Aim of the exercise: Print all of the lines exactly. Any picture among them stays out.

Input records:
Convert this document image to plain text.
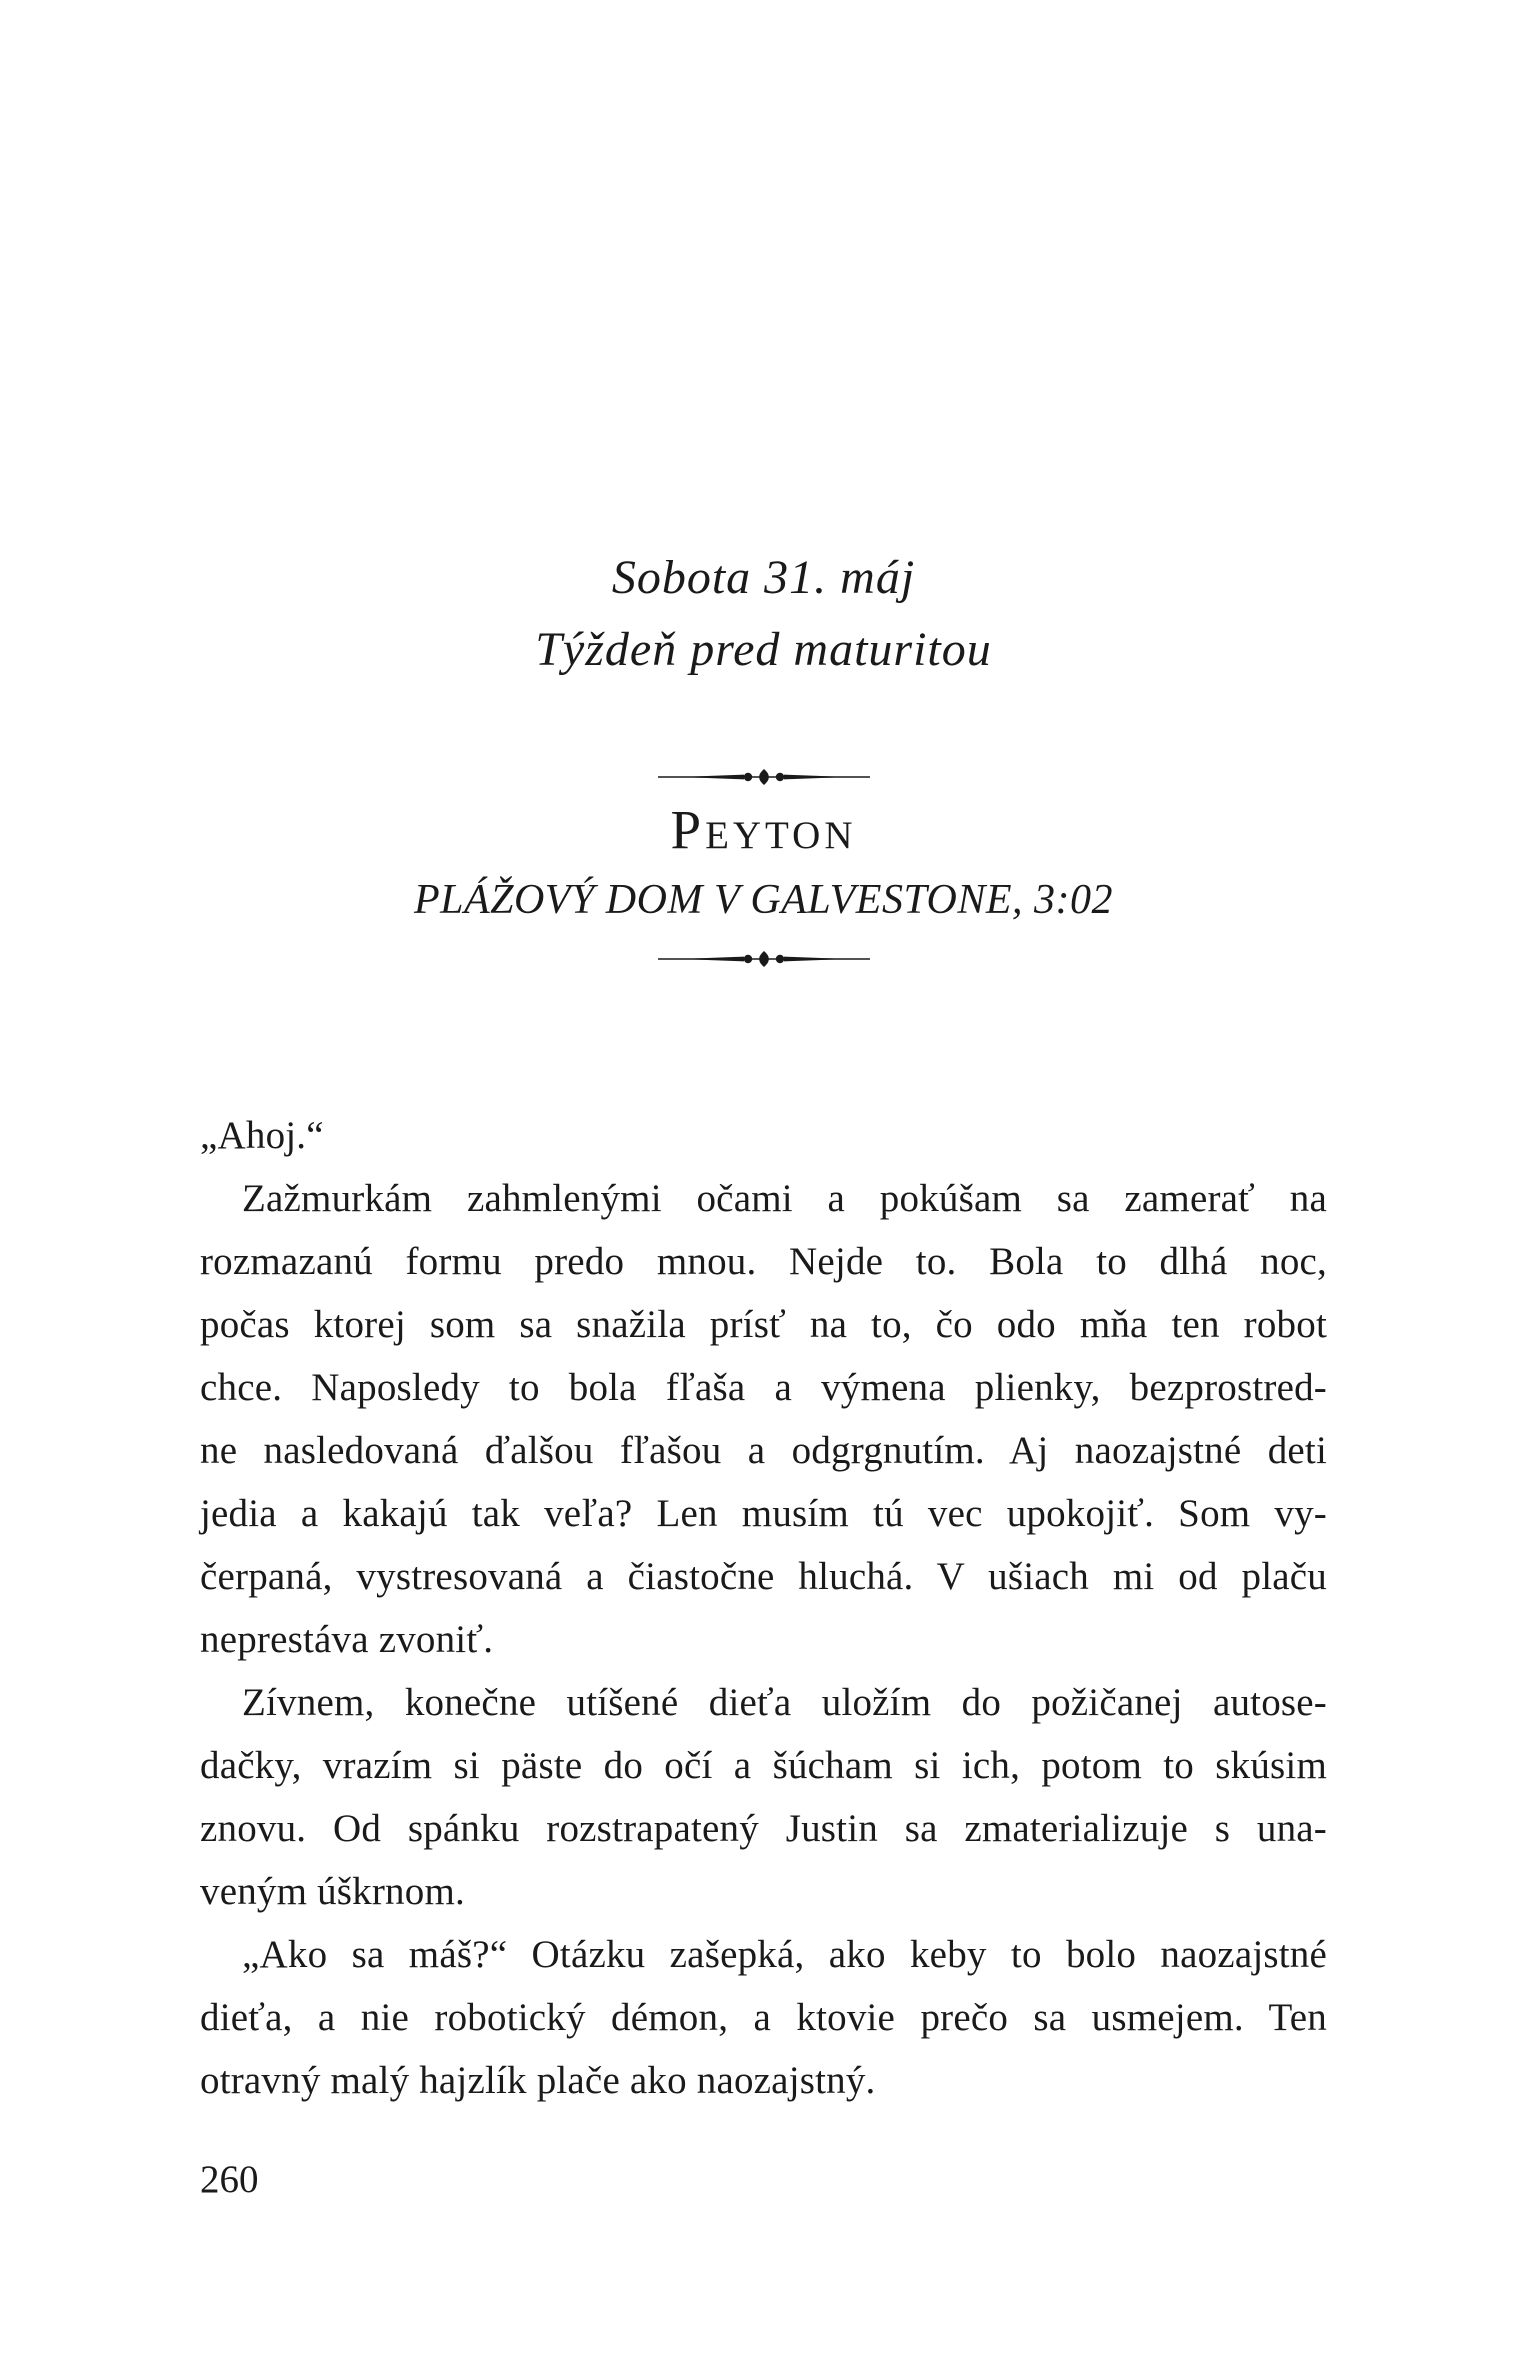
Sobota 31. máj
Týždeň pred maturitou
Peyton
PLÁŽOVÝ DOM V GALVESTONE, 3:02
„Ahoj.“
Zažmurkám zahmlenými očami a pokúšam sa zamerať na
rozmazanú formu predo mnou. Nejde to. Bola to dlhá noc,
počas ktorej som sa snažila prísť na to, čo odo mňa ten robot
chce. Naposledy to bola fľaša a výmena plienky, bezprostred-
ne nasledovaná ďalšou fľašou a odgrgnutím. Aj naozajstné deti
jedia a kakajú tak veľa? Len musím tú vec upokojiť. Som vy-
čerpaná, vystresovaná a čiastočne hluchá. V ušiach mi od plaču
neprestáva zvoniť.
Zívnem, konečne utíšené dieťa uložím do požičanej autose-
dačky, vrazím si päste do očí a šúcham si ich, potom to skúsim
znovu. Od spánku rozstrapatený Justin sa zmaterializuje s una-
veným úškrnom.
„Ako sa máš?“ Otázku zašepká, ako keby to bolo naozajstné
dieťa, a nie robotický démon, a ktovie prečo sa usmejem. Ten
otravný malý hajzlík plače ako naozajstný.
260
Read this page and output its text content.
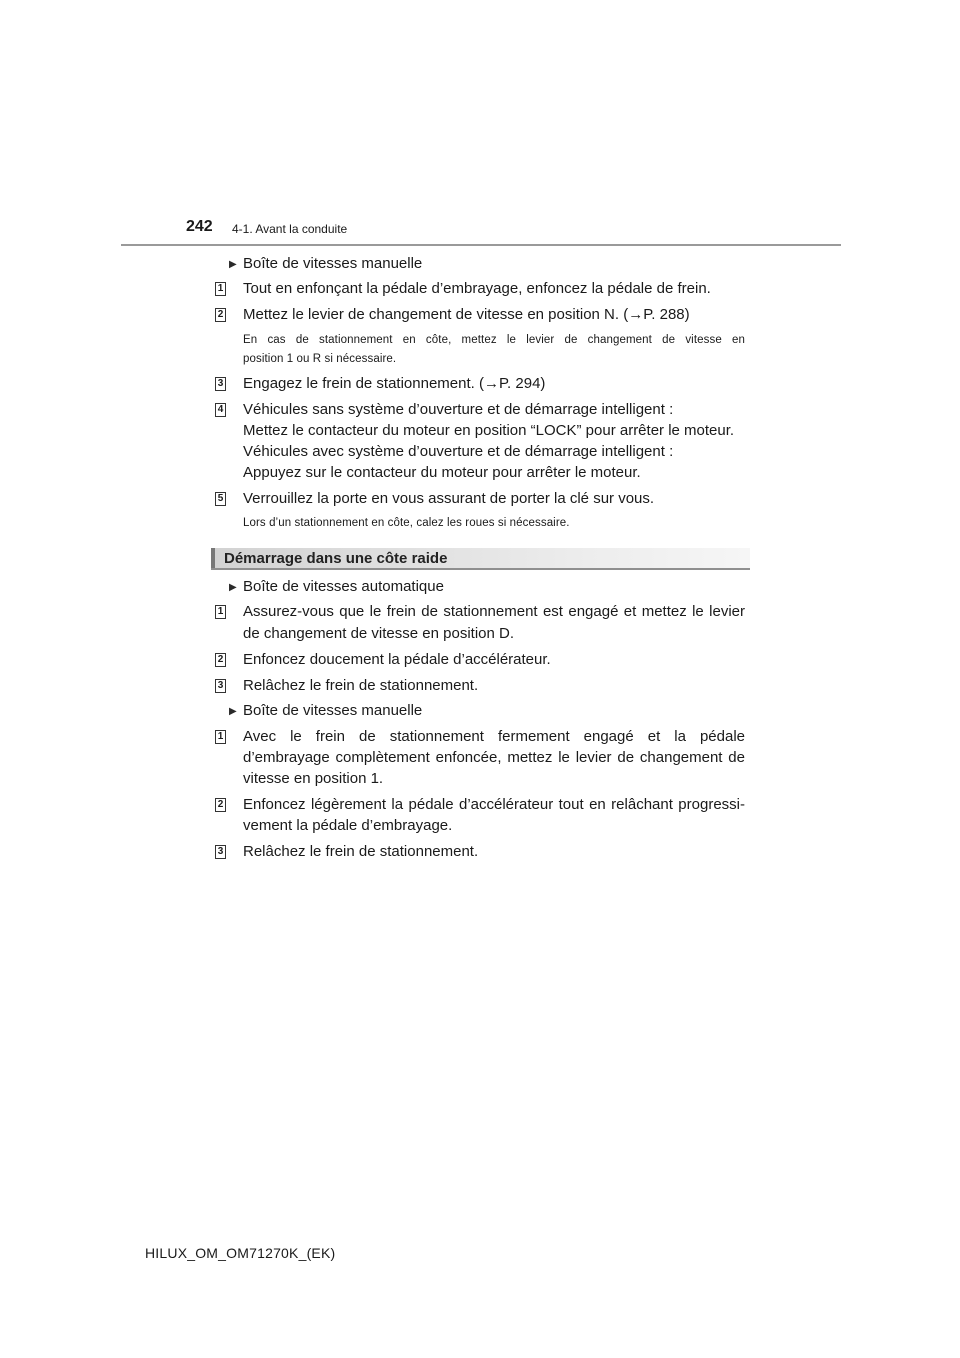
242 4-1. Avant la conduite
▶ Boîte de vitesses manuelle
1 Tout en enfonçant la pédale d’embrayage, enfoncez la pédale de frein.
2 Mettez le levier de changement de vitesse en position N. (→P. 288)
En cas de stationnement en côte, mettez le levier de changement de vitesse en
position 1 ou R si nécessaire.
3 Engagez le frein de stationnement. (→P. 294)
4 Véhicules sans système d’ouverture et de démarrage intelligent :
Mettez le contacteur du moteur en position “LOCK” pour arrêter le moteur.
Véhicules avec système d’ouverture et de démarrage intelligent :
Appuyez sur le contacteur du moteur pour arrêter le moteur.
5 Verrouillez la porte en vous assurant de porter la clé sur vous.
Lors d’un stationnement en côte, calez les roues si nécessaire.
Démarrage dans une côte raide
▶ Boîte de vitesses automatique
1 Assurez-vous que le frein de stationnement est engagé et mettez le levier
de changement de vitesse en position D.
2 Enfoncez doucement la pédale d’accélérateur.
3 Relâchez le frein de stationnement.
▶ Boîte de vitesses manuelle
1 Avec le frein de stationnement fermement engagé et la pédale
d’embrayage complètement enfoncée, mettez le levier de changement de
vitesse en position 1.
2 Enfoncez légèrement la pédale d’accélérateur tout en relâchant progressi-
vement la pédale d’embrayage.
3 Relâchez le frein de stationnement.
HILUX_OM_OM71270K_(EK)
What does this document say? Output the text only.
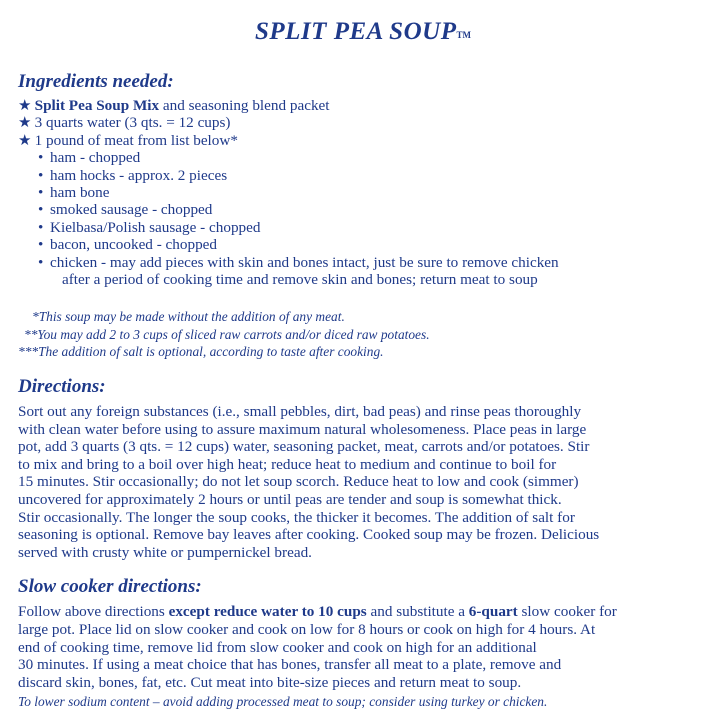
SPLIT PEA SOUPTM
Ingredients needed:
★ Split Pea Soup Mix and seasoning blend packet
★ 3 quarts water (3 qts. = 12 cups)
★ 1 pound of meat from list below*
• ham - chopped
• ham hocks - approx. 2 pieces
• ham bone
• smoked sausage - chopped
• Kielbasa/Polish sausage - chopped
• bacon, uncooked - chopped
• chicken - may add pieces with skin and bones intact, just be sure to remove chicken
after a period of cooking time and remove skin and bones; return meat to soup
*This soup may be made without the addition of any meat.
**You may add 2 to 3 cups of sliced raw carrots and/or diced raw potatoes.
***The addition of salt is optional, according to taste after cooking.
Directions:
Sort out any foreign substances (i.e., small pebbles, dirt, bad peas) and rinse peas thoroughly
with clean water before using to assure maximum natural wholesomeness. Place peas in large
pot, add 3 quarts (3 qts. = 12 cups) water, seasoning packet, meat, carrots and/or potatoes. Stir
to mix and bring to a boil over high heat; reduce heat to medium and continue to boil for
15 minutes. Stir occasionally; do not let soup scorch. Reduce heat to low and cook (simmer)
uncovered for approximately 2 hours or until peas are tender and soup is somewhat thick.
Stir occasionally. The longer the soup cooks, the thicker it becomes. The addition of salt for
seasoning is optional. Remove bay leaves after cooking. Cooked soup may be frozen. Delicious
served with crusty white or pumpernickel bread.
Slow cooker directions:
Follow above directions except reduce water to 10 cups and substitute a 6-quart slow cooker for
large pot. Place lid on slow cooker and cook on low for 8 hours or cook on high for 4 hours. At
end of cooking time, remove lid from slow cooker and cook on high for an additional
30 minutes. If using a meat choice that has bones, transfer all meat to a plate, remove and
discard skin, bones, fat, etc. Cut meat into bite-size pieces and return meat to soup.
To lower sodium content – avoid adding processed meat to soup; consider using turkey or chicken.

Solution:
Convert this document image to plain text.
Sobota 31. máj
Týždeň pred maturitou
Peyton
PLÁŽOVÝ DOM V GALVESTONE, 3:02
„Ahoj.“
Zažmurkám zahmlenými očami a pokúšam sa zamerať na
rozmazanú formu predo mnou. Nejde to. Bola to dlhá noc,
počas ktorej som sa snažila prísť na to, čo odo mňa ten robot
chce. Naposledy to bola fľaša a výmena plienky, bezprostred-
ne nasledovaná ďalšou fľašou a odgrgnutím. Aj naozajstné deti
jedia a kakajú tak veľa? Len musím tú vec upokojiť. Som vy-
čerpaná, vystresovaná a čiastočne hluchá. V ušiach mi od plaču
neprestáva zvoniť.
Zívnem, konečne utíšené dieťa uložím do požičanej autose-
dačky, vrazím si päste do očí a šúcham si ich, potom to skúsim
znovu. Od spánku rozstrapatený Justin sa zmaterializuje s una-
veným úškrnom.
„Ako sa máš?“ Otázku zašepká, ako keby to bolo naozajstné
dieťa, a nie robotický démon, a ktovie prečo sa usmejem. Ten
otravný malý hajzlík plače ako naozajstný.
260
Read this page and output its text content.
242 4-1. Avant la conduite
▶ Boîte de vitesses manuelle
1 Tout en enfonçant la pédale d’embrayage, enfoncez la pédale de frein.
2 Mettez le levier de changement de vitesse en position N. (→P. 288)
En cas de stationnement en côte, mettez le levier de changement de vitesse en
position 1 ou R si nécessaire.
3 Engagez le frein de stationnement. (→P. 294)
4 Véhicules sans système d’ouverture et de démarrage intelligent :
Mettez le contacteur du moteur en position “LOCK” pour arrêter le moteur.
Véhicules avec système d’ouverture et de démarrage intelligent :
Appuyez sur le contacteur du moteur pour arrêter le moteur.
5 Verrouillez la porte en vous assurant de porter la clé sur vous.
Lors d’un stationnement en côte, calez les roues si nécessaire.
Démarrage dans une côte raide
▶ Boîte de vitesses automatique
1 Assurez-vous que le frein de stationnement est engagé et mettez le levier
de changement de vitesse en position D.
2 Enfoncez doucement la pédale d’accélérateur.
3 Relâchez le frein de stationnement.
▶ Boîte de vitesses manuelle
1 Avec le frein de stationnement fermement engagé et la pédale
d’embrayage complètement enfoncée, mettez le levier de changement de
vitesse en position 1.
2 Enfoncez légèrement la pédale d’accélérateur tout en relâchant progressi-
vement la pédale d’embrayage.
3 Relâchez le frein de stationnement.
HILUX_OM_OM71270K_(EK)
What does this document say? Output the text only.
SPLIT PEA SOUPTM
Ingredients needed:
★ Split Pea Soup Mix and seasoning blend packet
★ 3 quarts water (3 qts. = 12 cups)
★ 1 pound of meat from list below*
• ham - chopped
• ham hocks - approx. 2 pieces
• ham bone
• smoked sausage - chopped
• Kielbasa/Polish sausage - chopped
• bacon, uncooked - chopped
• chicken - may add pieces with skin and bones intact, just be sure to remove chicken
after a period of cooking time and remove skin and bones; return meat to soup
*This soup may be made without the addition of any meat.
**You may add 2 to 3 cups of sliced raw carrots and/or diced raw potatoes.
***The addition of salt is optional, according to taste after cooking.
Directions:
Sort out any foreign substances (i.e., small pebbles, dirt, bad peas) and rinse peas thoroughly
with clean water before using to assure maximum natural wholesomeness. Place peas in large
pot, add 3 quarts (3 qts. = 12 cups) water, seasoning packet, meat, carrots and/or potatoes. Stir
to mix and bring to a boil over high heat; reduce heat to medium and continue to boil for
15 minutes. Stir occasionally; do not let soup scorch. Reduce heat to low and cook (simmer)
uncovered for approximately 2 hours or until peas are tender and soup is somewhat thick.
Stir occasionally. The longer the soup cooks, the thicker it becomes. The addition of salt for
seasoning is optional. Remove bay leaves after cooking. Cooked soup may be frozen. Delicious
served with crusty white or pumpernickel bread.
Slow cooker directions:
Follow above directions except reduce water to 10 cups and substitute a 6-quart slow cooker for
large pot. Place lid on slow cooker and cook on low for 8 hours or cook on high for 4 hours. At
end of cooking time, remove lid from slow cooker and cook on high for an additional
30 minutes. If using a meat choice that has bones, transfer all meat to a plate, remove and
discard skin, bones, fat, etc. Cut meat into bite-size pieces and return meat to soup.
To lower sodium content – avoid adding processed meat to soup; consider using turkey or chicken.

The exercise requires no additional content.